▶ ITEMS:
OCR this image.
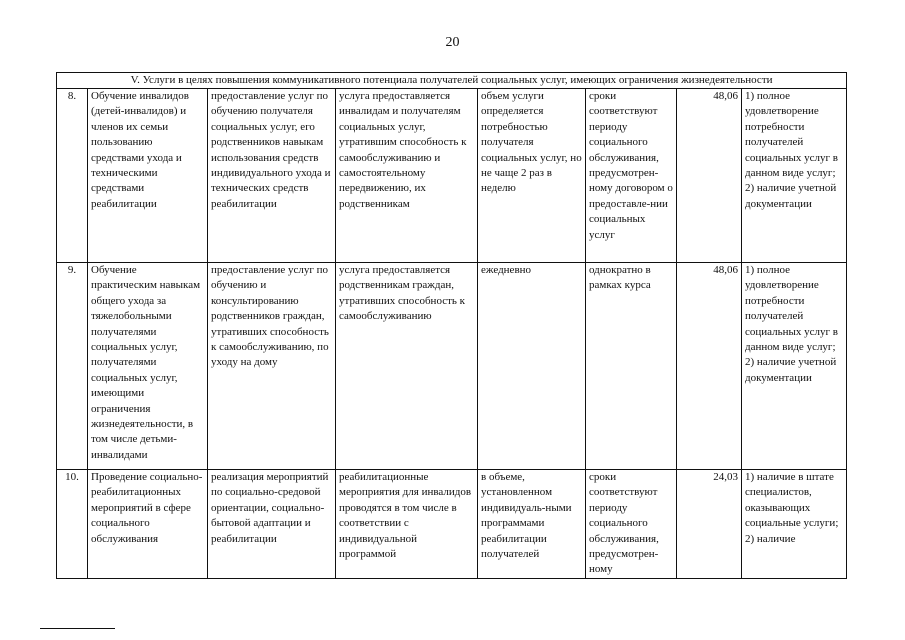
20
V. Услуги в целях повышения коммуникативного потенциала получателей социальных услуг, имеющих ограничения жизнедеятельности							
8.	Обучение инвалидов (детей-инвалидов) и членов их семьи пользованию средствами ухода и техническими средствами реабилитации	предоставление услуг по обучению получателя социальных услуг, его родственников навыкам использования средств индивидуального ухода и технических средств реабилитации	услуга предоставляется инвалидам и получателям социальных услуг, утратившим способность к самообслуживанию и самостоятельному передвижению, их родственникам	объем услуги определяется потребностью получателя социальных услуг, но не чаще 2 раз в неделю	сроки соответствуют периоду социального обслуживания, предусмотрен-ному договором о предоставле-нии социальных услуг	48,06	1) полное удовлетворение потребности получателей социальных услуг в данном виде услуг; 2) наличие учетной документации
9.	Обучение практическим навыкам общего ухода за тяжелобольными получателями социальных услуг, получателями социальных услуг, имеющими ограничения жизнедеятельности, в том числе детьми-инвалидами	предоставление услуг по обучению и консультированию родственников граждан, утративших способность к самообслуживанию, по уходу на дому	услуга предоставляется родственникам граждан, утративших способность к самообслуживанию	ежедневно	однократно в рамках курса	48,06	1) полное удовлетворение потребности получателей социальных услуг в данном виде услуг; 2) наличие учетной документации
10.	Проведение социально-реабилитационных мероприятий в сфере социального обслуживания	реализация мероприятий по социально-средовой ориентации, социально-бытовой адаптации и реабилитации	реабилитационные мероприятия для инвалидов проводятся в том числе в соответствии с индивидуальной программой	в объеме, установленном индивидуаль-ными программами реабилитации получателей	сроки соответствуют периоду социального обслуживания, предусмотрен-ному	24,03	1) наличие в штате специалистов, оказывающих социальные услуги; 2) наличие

▶ THE EXERCISE: Repeat the listing in full and exactly. Do not include any images.

▶ RESULT:
OCR this image.
20
V. Услуги в целях повышения коммуникативного потенциала получателей социальных услуг, имеющих ограничения жизнедеятельности							
8.	Обучение инвалидов (детей-инвалидов) и членов их семьи пользованию средствами ухода и техническими средствами реабилитации	предоставление услуг по обучению получателя социальных услуг, его родственников навыкам использования средств индивидуального ухода и технических средств реабилитации	услуга предоставляется инвалидам и получателям социальных услуг, утратившим способность к самообслуживанию и самостоятельному передвижению, их родственникам	объем услуги определяется потребностью получателя социальных услуг, но не чаще 2 раз в неделю	сроки соответствуют периоду социального обслуживания, предусмотрен-ному договором о предоставле-нии социальных услуг	48,06	1) полное удовлетворение потребности получателей социальных услуг в данном виде услуг; 2) наличие учетной документации
9.	Обучение практическим навыкам общего ухода за тяжелобольными получателями социальных услуг, получателями социальных услуг, имеющими ограничения жизнедеятельности, в том числе детьми-инвалидами	предоставление услуг по обучению и консультированию родственников граждан, утративших способность к самообслуживанию, по уходу на дому	услуга предоставляется родственникам граждан, утративших способность к самообслуживанию	ежедневно	однократно в рамках курса	48,06	1) полное удовлетворение потребности получателей социальных услуг в данном виде услуг; 2) наличие учетной документации
10.	Проведение социально-реабилитационных мероприятий в сфере социального обслуживания	реализация мероприятий по социально-средовой ориентации, социально-бытовой адаптации и реабилитации	реабилитационные мероприятия для инвалидов проводятся в том числе в соответствии с индивидуальной программой	в объеме, установленном индивидуаль-ными программами реабилитации получателей	сроки соответствуют периоду социального обслуживания, предусмотрен-ному	24,03	1) наличие в штате специалистов, оказывающих социальные услуги; 2) наличие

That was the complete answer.